**Document segment:**

[START]

Larrañaga met with four of his team leaders – McClellan, Reed, Angel Rodriguez, and Tonye Jekiri – on Sunday afternoon to urge them to bring energy to Monday’s practice and Tuesday’s game.
“The team is going to follow the leaders, and they set the tone,” he said. “If they’re upbeat and excited, other guys will do it. But if they’re not, other guys will follow that message, too, and our appearance in the NIT would be very short-lived. Emotionally, it’s hard.”
He met again with Rodriguez at 11:15 p.m. Sunday “to revisit” that point, as the Hurricanes have tended to ride with the fiery point guard’s emotions all season.
“I told them there’s only 100 teams still playing and we’re one of those teams,” Larrañaga said. “I’d like to keep playing, and I’d like to think my team wants to keep playing. We have so many underclassmen that will be back next year, if we could do very well in the NIT, it would be a great foundation for next season.”

[END]

**What you need to do:**
a) In the passage on Larrañaga's team leaders, at what time did Larrañaga meet again with Rodriguez?
b) Reproduce the passage on Larrañaga's team leaders word for word, starting at "Larrañaga met with" and ending at "and Tuesday’s game.".
c) Carry on the passage on Larrañaga's team leaders from the point where it stops.

**Recorded information:**

[START]

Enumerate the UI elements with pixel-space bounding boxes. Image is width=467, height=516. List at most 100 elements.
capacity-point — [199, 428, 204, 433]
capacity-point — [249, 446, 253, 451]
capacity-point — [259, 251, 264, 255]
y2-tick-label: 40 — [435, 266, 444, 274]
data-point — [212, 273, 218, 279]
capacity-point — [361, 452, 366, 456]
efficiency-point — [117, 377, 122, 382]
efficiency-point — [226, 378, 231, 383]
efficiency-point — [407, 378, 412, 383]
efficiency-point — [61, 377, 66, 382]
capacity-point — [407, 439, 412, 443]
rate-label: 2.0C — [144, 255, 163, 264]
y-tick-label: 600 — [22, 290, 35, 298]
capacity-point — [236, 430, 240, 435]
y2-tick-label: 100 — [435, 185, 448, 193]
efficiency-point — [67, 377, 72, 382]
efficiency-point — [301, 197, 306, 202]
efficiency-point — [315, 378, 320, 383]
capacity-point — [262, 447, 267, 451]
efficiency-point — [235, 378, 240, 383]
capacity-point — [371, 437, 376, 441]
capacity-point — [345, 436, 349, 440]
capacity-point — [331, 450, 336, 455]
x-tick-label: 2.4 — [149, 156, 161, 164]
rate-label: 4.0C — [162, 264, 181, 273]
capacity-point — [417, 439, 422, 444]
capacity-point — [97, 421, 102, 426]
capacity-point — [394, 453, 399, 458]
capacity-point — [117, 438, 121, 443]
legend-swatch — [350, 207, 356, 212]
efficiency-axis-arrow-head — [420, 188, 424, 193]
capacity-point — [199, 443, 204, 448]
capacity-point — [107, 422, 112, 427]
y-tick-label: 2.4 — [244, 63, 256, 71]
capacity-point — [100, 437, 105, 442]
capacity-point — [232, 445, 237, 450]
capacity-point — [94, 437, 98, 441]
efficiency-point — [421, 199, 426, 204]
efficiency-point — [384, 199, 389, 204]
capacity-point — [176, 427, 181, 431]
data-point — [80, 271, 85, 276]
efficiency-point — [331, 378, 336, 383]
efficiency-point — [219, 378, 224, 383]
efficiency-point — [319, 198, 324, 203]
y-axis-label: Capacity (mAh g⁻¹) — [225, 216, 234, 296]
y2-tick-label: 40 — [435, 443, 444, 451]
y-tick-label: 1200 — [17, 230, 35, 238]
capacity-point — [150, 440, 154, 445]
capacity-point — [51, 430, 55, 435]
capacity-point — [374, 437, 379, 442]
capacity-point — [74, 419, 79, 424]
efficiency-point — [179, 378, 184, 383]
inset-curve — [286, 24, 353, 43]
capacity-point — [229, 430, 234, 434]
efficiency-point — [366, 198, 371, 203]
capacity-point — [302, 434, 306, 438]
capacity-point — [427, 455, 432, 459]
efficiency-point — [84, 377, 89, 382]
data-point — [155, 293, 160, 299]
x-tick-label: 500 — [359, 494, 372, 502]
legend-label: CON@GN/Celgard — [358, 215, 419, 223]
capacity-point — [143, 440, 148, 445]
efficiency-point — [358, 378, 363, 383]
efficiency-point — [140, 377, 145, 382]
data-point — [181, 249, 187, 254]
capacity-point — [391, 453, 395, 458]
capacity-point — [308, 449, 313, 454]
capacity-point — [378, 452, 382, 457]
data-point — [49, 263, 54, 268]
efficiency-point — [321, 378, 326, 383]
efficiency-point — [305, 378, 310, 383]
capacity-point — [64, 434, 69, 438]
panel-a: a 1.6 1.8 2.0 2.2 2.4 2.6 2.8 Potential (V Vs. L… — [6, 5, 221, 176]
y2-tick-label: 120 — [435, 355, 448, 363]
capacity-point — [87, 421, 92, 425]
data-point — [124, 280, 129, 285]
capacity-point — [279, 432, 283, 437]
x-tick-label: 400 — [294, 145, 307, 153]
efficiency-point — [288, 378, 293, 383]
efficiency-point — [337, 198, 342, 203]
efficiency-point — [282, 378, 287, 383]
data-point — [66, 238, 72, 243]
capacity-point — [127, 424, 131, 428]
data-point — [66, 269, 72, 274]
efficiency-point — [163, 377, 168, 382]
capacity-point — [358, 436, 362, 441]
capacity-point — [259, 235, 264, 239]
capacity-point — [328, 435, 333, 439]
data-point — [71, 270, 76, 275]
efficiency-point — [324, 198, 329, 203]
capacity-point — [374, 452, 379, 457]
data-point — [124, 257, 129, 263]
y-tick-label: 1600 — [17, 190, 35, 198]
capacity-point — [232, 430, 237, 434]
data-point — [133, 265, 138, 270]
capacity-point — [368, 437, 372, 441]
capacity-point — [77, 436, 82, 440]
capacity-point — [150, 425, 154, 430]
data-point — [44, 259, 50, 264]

[END]

**Expected outputs:**
a) 11:15 p.m. on Sunday

b)
Larrañaga met with four of his team leaders – McClellan, Reed, Angel Rodriguez, and Tonye Jekiri – on Sunday afternoon to urge them to bring energy to Monday’s practice and Tuesday’s game.

c)
The 2006 George Mason team Larrañaga led to the Final Four won two rounds in the NIT two years prior. He is hoping to use Tuesday’s game to begin to establish better home-court play that he hopes will carry over to next season. The Canes were 10-6 at home and 11-6 on the road this season.
“One thing we need to improve on is holding serve on our home court,” he said.
The Eagles were also hoping to make the NCAA Tournament, but were upset by Delaware State in the MEAC tournament semifinals.
“The guys have worked extremely hard so any time you get an opportunity to have a postseason out of 350 teams, we’ll take it,” coach LeVelle Moton said. “Obviously we have our work cut out for us with a Miami team that defeated Duke this year. It’s an ACC opponent. We know the deck is stacked against us, but we’re going to go in there and give it our best shot.”
NIT: UM vs. North Carolina Central
What: National Invitation Tournament first-round game.
When, where: 7 p.m. Tuesday, BankUnited Center, Coral Gables.
Seeds/records: 2. Miami (21-12, 20-8 ACC), 7. NCCU (25-7, 16-0 MEAC).
TV, radio: ESPN2; WQAM (560 AM).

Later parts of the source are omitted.